■ Dataset extract
# # # # # # #

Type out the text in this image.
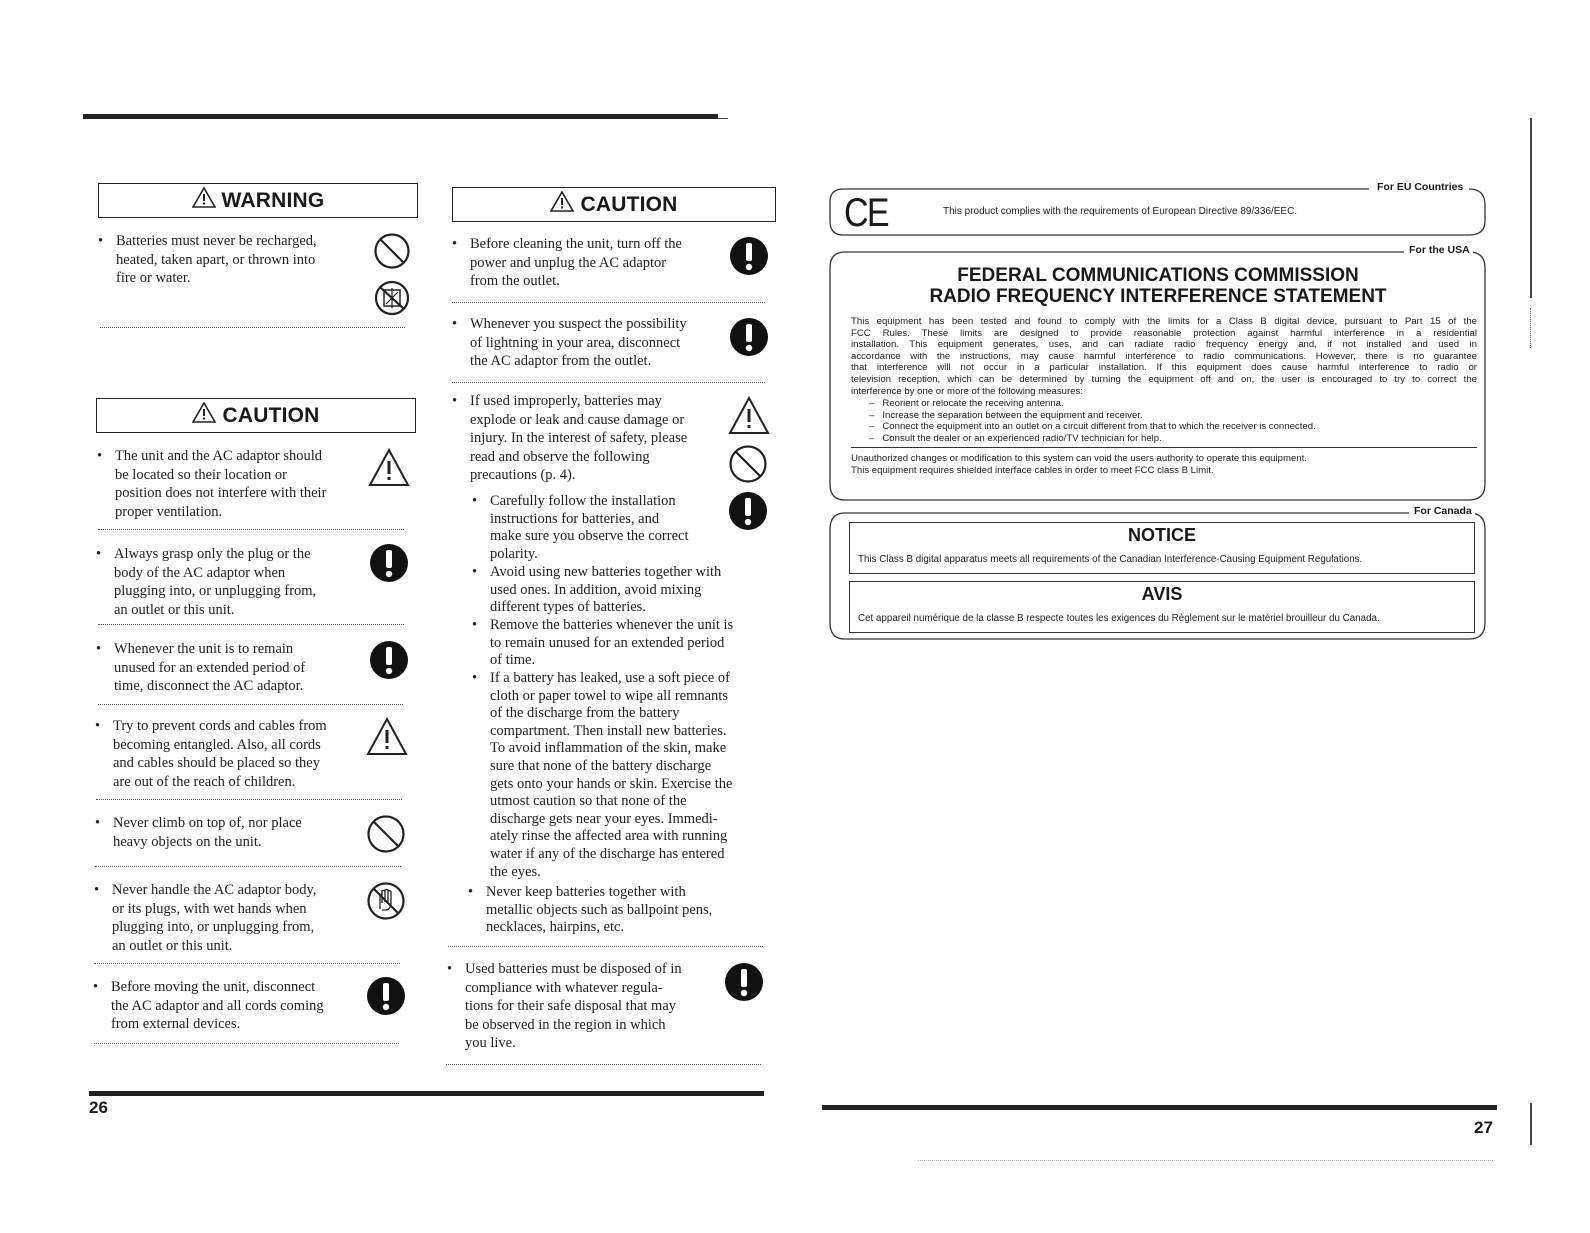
WARNING
• Batteries must never be recharged,
heated, taken apart, or thrown into
fire or water.
CAUTION
• The unit and the AC adaptor should
be located so their location or
position does not interfere with their
proper ventilation.
• Always grasp only the plug or the
body of the AC adaptor when
plugging into, or unplugging from,
an outlet or this unit.
• Whenever the unit is to remain
unused for an extended period of
time, disconnect the AC adaptor.
• Try to prevent cords and cables from
becoming entangled. Also, all cords
and cables should be placed so they
are out of the reach of children.
• Never climb on top of, nor place
heavy objects on the unit.
• Never handle the AC adaptor body,
or its plugs, with wet hands when
plugging into, or unplugging from,
an outlet or this unit.
• Before moving the unit, disconnect
the AC adaptor and all cords coming
from external devices.
26
CAUTION
• Before cleaning the unit, turn off the
power and unplug the AC adaptor
from the outlet.
• Whenever you suspect the possibility
of lightning in your area, disconnect
the AC adaptor from the outlet.
• If used improperly, batteries may
explode or leak and cause damage or
injury. In the interest of safety, please
read and observe the following
precautions (p. 4).
• Carefully follow the installation
instructions for batteries, and
make sure you observe the correct
polarity.
• Avoid using new batteries together with
used ones. In addition, avoid mixing
different types of batteries.
• Remove the batteries whenever the unit is
to remain unused for an extended period
of time.
• If a battery has leaked, use a soft piece of
cloth or paper towel to wipe all remnants
of the discharge from the battery
compartment. Then install new batteries.
To avoid inflammation of the skin, make
sure that none of the battery discharge
gets onto your hands or skin. Exercise the
utmost caution so that none of the
discharge gets near your eyes. Immedi-
ately rinse the affected area with running
water if any of the discharge has entered
the eyes.
• Never keep batteries together with
metallic objects such as ballpoint pens,
necklaces, hairpins, etc.
• Used batteries must be disposed of in
compliance with whatever regula-
tions for their safe disposal that may
be observed in the region in which
you live.
For EU Countries
CE	This product complies with the requirements of European Directive 89/336/EEC.
For the USA
FEDERAL COMMUNICATIONS COMMISSION
RADIO FREQUENCY INTERFERENCE STATEMENT
This equipment has been tested and found to comply with the limits for a Class B digital device, pursuant to Part 15 of the
FCC Rules. These limits are designed to provide reasonable protection against harmful interference in a residential
installation. This equipment generates, uses, and can radiate radio frequency energy and, if not installed and used in
accordance with the instructions, may cause harmful interference to radio communications. However, there is no guarantee
that interference will not occur in a particular installation. If this equipment does cause harmful interference to radio or
television reception, which can be determined by turning the equipment off and on, the user is encouraged to try to correct the
interference by one or more of the following measures:
–   Reorient or relocate the receiving antenna.
–   Increase the separation between the equipment and receiver.
–   Connect the equipment into an outlet on a circuit different from that to which the receiver is connected.
–   Consult the dealer or an experienced radio/TV technician for help.
Unauthorized changes or modification to this system can void the users authority to operate this equipment.
This equipment requires shielded interface cables in order to meet FCC class B Limit.
For Canada
NOTICE
This Class B digital apparatus meets all requirements of the Canadian Interference-Causing Equipment Regulations.
AVIS
Cet appareil numérique de la classe B respecte toutes les exigences du Règlement sur le matériel brouilleur du Canada.
27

# # # # # # #

■ Requirements
Reproduce the material above in full and without alteration, but skip all pictures.

■ Solution
Type out the text in this image.
WARNING
• Batteries must never be recharged,
heated, taken apart, or thrown into
fire or water.
CAUTION
• The unit and the AC adaptor should
be located so their location or
position does not interfere with their
proper ventilation.
• Always grasp only the plug or the
body of the AC adaptor when
plugging into, or unplugging from,
an outlet or this unit.
• Whenever the unit is to remain
unused for an extended period of
time, disconnect the AC adaptor.
• Try to prevent cords and cables from
becoming entangled. Also, all cords
and cables should be placed so they
are out of the reach of children.
• Never climb on top of, nor place
heavy objects on the unit.
• Never handle the AC adaptor body,
or its plugs, with wet hands when
plugging into, or unplugging from,
an outlet or this unit.
• Before moving the unit, disconnect
the AC adaptor and all cords coming
from external devices.
26
CAUTION
• Before cleaning the unit, turn off the
power and unplug the AC adaptor
from the outlet.
• Whenever you suspect the possibility
of lightning in your area, disconnect
the AC adaptor from the outlet.
• If used improperly, batteries may
explode or leak and cause damage or
injury. In the interest of safety, please
read and observe the following
precautions (p. 4).
• Carefully follow the installation
instructions for batteries, and
make sure you observe the correct
polarity.
• Avoid using new batteries together with
used ones. In addition, avoid mixing
different types of batteries.
• Remove the batteries whenever the unit is
to remain unused for an extended period
of time.
• If a battery has leaked, use a soft piece of
cloth or paper towel to wipe all remnants
of the discharge from the battery
compartment. Then install new batteries.
To avoid inflammation of the skin, make
sure that none of the battery discharge
gets onto your hands or skin. Exercise the
utmost caution so that none of the
discharge gets near your eyes. Immedi-
ately rinse the affected area with running
water if any of the discharge has entered
the eyes.
• Never keep batteries together with
metallic objects such as ballpoint pens,
necklaces, hairpins, etc.
• Used batteries must be disposed of in
compliance with whatever regula-
tions for their safe disposal that may
be observed in the region in which
you live.
For EU Countries
CE	This product complies with the requirements of European Directive 89/336/EEC.
For the USA
FEDERAL COMMUNICATIONS COMMISSION
RADIO FREQUENCY INTERFERENCE STATEMENT
This equipment has been tested and found to comply with the limits for a Class B digital device, pursuant to Part 15 of the
FCC Rules. These limits are designed to provide reasonable protection against harmful interference in a residential
installation. This equipment generates, uses, and can radiate radio frequency energy and, if not installed and used in
accordance with the instructions, may cause harmful interference to radio communications. However, there is no guarantee
that interference will not occur in a particular installation. If this equipment does cause harmful interference to radio or
television reception, which can be determined by turning the equipment off and on, the user is encouraged to try to correct the
interference by one or more of the following measures:
–   Reorient or relocate the receiving antenna.
–   Increase the separation between the equipment and receiver.
–   Connect the equipment into an outlet on a circuit different from that to which the receiver is connected.
–   Consult the dealer or an experienced radio/TV technician for help.
Unauthorized changes or modification to this system can void the users authority to operate this equipment.
This equipment requires shielded interface cables in order to meet FCC class B Limit.
For Canada
NOTICE
This Class B digital apparatus meets all requirements of the Canadian Interference-Causing Equipment Regulations.
AVIS
Cet appareil numérique de la classe B respecte toutes les exigences du Règlement sur le matériel brouilleur du Canada.
27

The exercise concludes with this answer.